**INSTRUCTIONS TO FOLLOW:**
Which lines below hold the word "true"? Copy all of them.

**RECORDS FOR PROCESSING:**
********************

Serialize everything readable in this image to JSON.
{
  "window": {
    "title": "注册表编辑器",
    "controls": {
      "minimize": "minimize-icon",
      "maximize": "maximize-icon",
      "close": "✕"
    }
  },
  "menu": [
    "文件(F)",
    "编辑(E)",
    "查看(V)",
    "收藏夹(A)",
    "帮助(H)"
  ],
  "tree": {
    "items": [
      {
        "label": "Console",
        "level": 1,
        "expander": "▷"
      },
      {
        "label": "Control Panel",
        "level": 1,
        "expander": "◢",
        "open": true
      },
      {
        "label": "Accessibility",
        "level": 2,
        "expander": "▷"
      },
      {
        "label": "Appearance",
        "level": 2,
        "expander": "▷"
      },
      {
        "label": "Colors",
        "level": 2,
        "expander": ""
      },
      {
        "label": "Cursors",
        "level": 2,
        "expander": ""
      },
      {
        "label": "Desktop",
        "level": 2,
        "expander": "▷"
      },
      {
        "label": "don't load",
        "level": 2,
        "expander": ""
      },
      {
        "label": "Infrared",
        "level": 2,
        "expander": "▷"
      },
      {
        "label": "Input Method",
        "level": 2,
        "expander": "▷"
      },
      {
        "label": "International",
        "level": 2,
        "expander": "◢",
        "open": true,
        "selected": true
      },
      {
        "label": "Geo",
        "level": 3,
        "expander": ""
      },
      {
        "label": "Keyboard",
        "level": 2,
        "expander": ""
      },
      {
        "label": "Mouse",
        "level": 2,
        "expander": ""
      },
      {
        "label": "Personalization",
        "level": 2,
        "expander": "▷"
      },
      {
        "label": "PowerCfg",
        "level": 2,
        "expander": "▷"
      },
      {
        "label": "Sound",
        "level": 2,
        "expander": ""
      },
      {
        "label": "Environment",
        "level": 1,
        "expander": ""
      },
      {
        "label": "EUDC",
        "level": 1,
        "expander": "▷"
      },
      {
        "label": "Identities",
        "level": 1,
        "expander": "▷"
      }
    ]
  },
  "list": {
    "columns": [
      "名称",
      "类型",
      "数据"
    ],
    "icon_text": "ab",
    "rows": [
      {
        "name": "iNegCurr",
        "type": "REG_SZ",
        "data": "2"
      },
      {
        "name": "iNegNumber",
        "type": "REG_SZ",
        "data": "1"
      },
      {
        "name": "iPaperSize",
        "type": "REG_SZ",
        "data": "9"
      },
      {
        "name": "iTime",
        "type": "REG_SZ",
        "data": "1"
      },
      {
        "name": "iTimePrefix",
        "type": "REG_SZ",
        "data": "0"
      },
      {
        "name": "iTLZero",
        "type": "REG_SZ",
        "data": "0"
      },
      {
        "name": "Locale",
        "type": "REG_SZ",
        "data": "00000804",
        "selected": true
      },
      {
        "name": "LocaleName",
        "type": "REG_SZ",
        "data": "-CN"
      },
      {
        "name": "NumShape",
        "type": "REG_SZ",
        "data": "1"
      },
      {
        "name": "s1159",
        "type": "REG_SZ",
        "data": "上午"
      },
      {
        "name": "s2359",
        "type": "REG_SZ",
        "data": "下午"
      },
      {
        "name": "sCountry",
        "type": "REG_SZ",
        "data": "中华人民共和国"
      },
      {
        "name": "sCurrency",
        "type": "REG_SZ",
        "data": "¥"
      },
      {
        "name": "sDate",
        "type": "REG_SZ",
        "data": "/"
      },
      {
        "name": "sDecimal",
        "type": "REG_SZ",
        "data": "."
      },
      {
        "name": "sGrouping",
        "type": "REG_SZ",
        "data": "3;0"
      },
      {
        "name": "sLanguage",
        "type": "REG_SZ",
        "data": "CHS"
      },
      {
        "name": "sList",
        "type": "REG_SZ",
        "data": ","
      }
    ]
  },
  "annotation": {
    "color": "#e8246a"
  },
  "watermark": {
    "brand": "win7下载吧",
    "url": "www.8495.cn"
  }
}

********************

**REPLY:**
        "open": true
        "open": true,
        "selected": true
        "selected": true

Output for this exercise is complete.